→ CONSEGNE:
1. Nel brano sul film tratto dalla novella di Aladino, con quale procedimento a colori è stato girato il film?
2. Riporta senza modifiche la parte del brano che comincia con le parole "TFF 36 - POWELL" e si ferma dopo le parole "ladro onesto Abu.".

→ BRANO PROPOSTO:

TFF 36 - POWELL & PRESSBURGER

Da una celebre novella, quella di Aladino, tratta dalla raccolta orientale di varia origine (egiziana, mesopotamica, indiana e persiana, conosciuta come "Le Mille e una notte", il regista Michael Powel, assieme a Ludwig Berger e Tim Whelan, dà vita ad uno dei più noti ed acclamati colossal degli anni '40, girato in un folgorante Technicolor che lo rese per decenni un classico dell'avventura per bimbi ed adulti, generatore del mito divistico del giovane attore indiano conosciuto come Sabu, qui impegnato nel ruolo da protagonista del ladro onesto Abu.

La vicenda, carambolesca e senza un attimo di tregua, è incentrata su quattro personaggi principali: il giovane re di Bagdad, Ahmad, detronizzato con l'inganno dal suo perfido gran Visir Jaffar, il ladruncol oAbu che riesce a trarlo in salvo all'ultimo momento, la bella principessa di Bassora, che si innamora, ricambiata, di Ahmed, ma viene forzosamente data in sposa a Jaffar.

→ VOCI ELENCATE:
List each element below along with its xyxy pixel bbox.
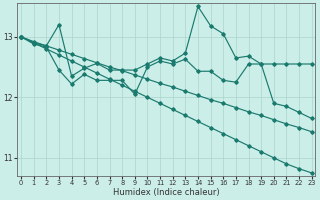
X-axis label: Humidex (Indice chaleur): Humidex (Indice chaleur) — [113, 188, 220, 197]
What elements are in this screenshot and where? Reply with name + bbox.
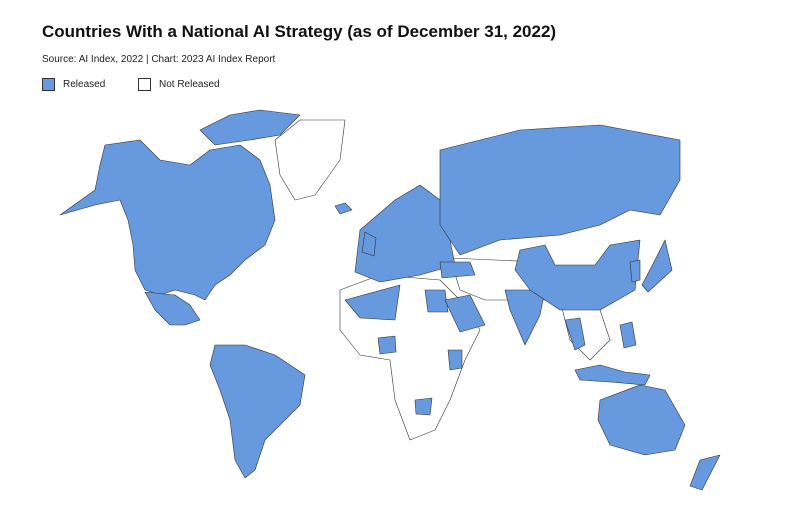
legend-item: Not Released bbox=[138, 78, 220, 91]
country bbox=[689, 454, 721, 491]
country bbox=[439, 261, 476, 279]
released-regions bbox=[59, 109, 721, 491]
country bbox=[144, 291, 201, 326]
country bbox=[344, 284, 401, 321]
legend-swatch bbox=[138, 78, 151, 91]
country bbox=[439, 124, 681, 256]
legend-label: Released bbox=[63, 79, 106, 90]
country bbox=[447, 349, 463, 371]
country bbox=[629, 259, 641, 283]
country bbox=[564, 317, 586, 351]
country bbox=[274, 119, 346, 201]
country bbox=[209, 344, 306, 479]
country bbox=[361, 231, 377, 257]
subtitle: Source: AI Index, 2022 | Chart: 2023 AI … bbox=[42, 54, 276, 65]
country bbox=[334, 202, 353, 215]
country bbox=[424, 289, 449, 313]
country bbox=[574, 364, 651, 386]
country bbox=[59, 139, 276, 301]
country bbox=[354, 184, 456, 283]
legend-item: Released bbox=[42, 78, 105, 91]
country bbox=[504, 289, 546, 346]
country bbox=[414, 397, 433, 416]
legend-swatch bbox=[42, 78, 55, 91]
title: Countries With a National AI Strategy (a… bbox=[42, 22, 557, 41]
legend-label: Not Released bbox=[159, 79, 220, 90]
country bbox=[619, 321, 637, 349]
country bbox=[641, 239, 673, 293]
country bbox=[199, 109, 301, 146]
country bbox=[444, 294, 486, 333]
country bbox=[377, 335, 397, 355]
country bbox=[597, 384, 686, 456]
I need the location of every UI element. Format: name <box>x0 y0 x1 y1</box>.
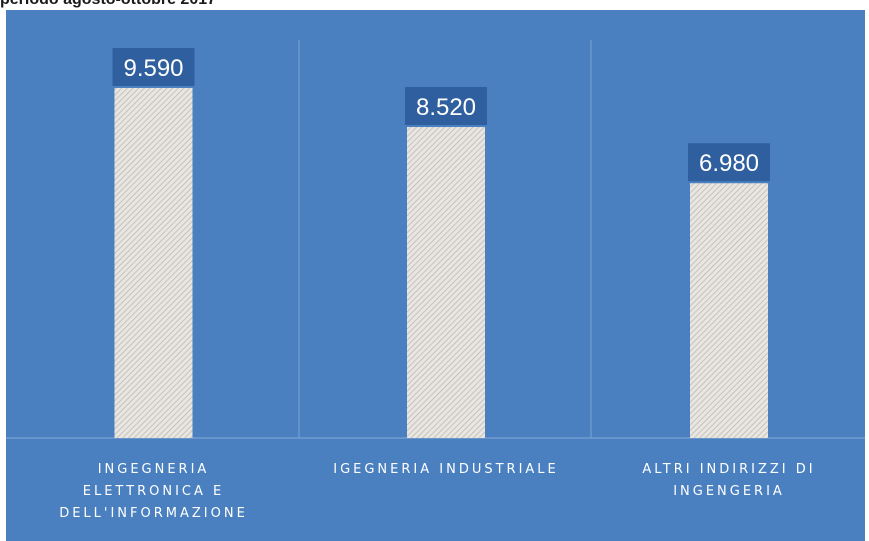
category-label-line: IGEGNERIA INDUSTRIALE <box>333 462 559 477</box>
category-label-line: DELL'INFORMAZIONE <box>59 506 248 521</box>
data-label: 6.980 <box>699 150 759 177</box>
bar <box>407 127 485 439</box>
bar <box>114 87 193 438</box>
data-label-box <box>112 47 195 86</box>
data-label: 9.590 <box>123 55 183 82</box>
bar <box>690 183 768 438</box>
category-label-line: INGEGNERIA <box>98 462 210 477</box>
category-label-line: INGENGERIA <box>673 484 785 499</box>
data-label-box <box>688 143 770 182</box>
chart-caption: periodo agosto-ottobre 2017 <box>0 0 216 9</box>
category-label-line: ALTRI INDIRIZZI DI <box>642 462 815 477</box>
data-label: 8.520 <box>416 94 476 121</box>
category-label: IGEGNERIA INDUSTRIALE <box>333 462 559 477</box>
category-label: ALTRI INDIRIZZI DI INGENGERIA <box>642 462 815 499</box>
data-label-box <box>405 87 487 126</box>
category-label: INGEGNERIA ELETTRONICA E DELL'INFORMAZIONE <box>59 462 248 521</box>
category-label-line: ELETTRONICA E <box>83 484 224 499</box>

→ SOLUZIONI DELL'ESERCIZIO:
1. In Technicolor.

2.
TFF 36 - POWELL & PRESSBURGER

Da una celebre novella, quella di Aladino, tratta dalla raccolta orientale di varia origine (egiziana, mesopotamica, indiana e persiana, conosciuta come "Le Mille e una notte", il regista Michael Powel, assieme a Ludwig Berger e Tim Whelan, dà vita ad uno dei più noti ed acclamati colossal degli anni '40, girato in un folgorante Technicolor che lo rese per decenni un classico dell'avventura per bimbi ed adulti, generatore del mito divistico del giovane attore indiano conosciuto come Sabu, qui impegnato nel ruolo da protagonista del ladro onesto Abu.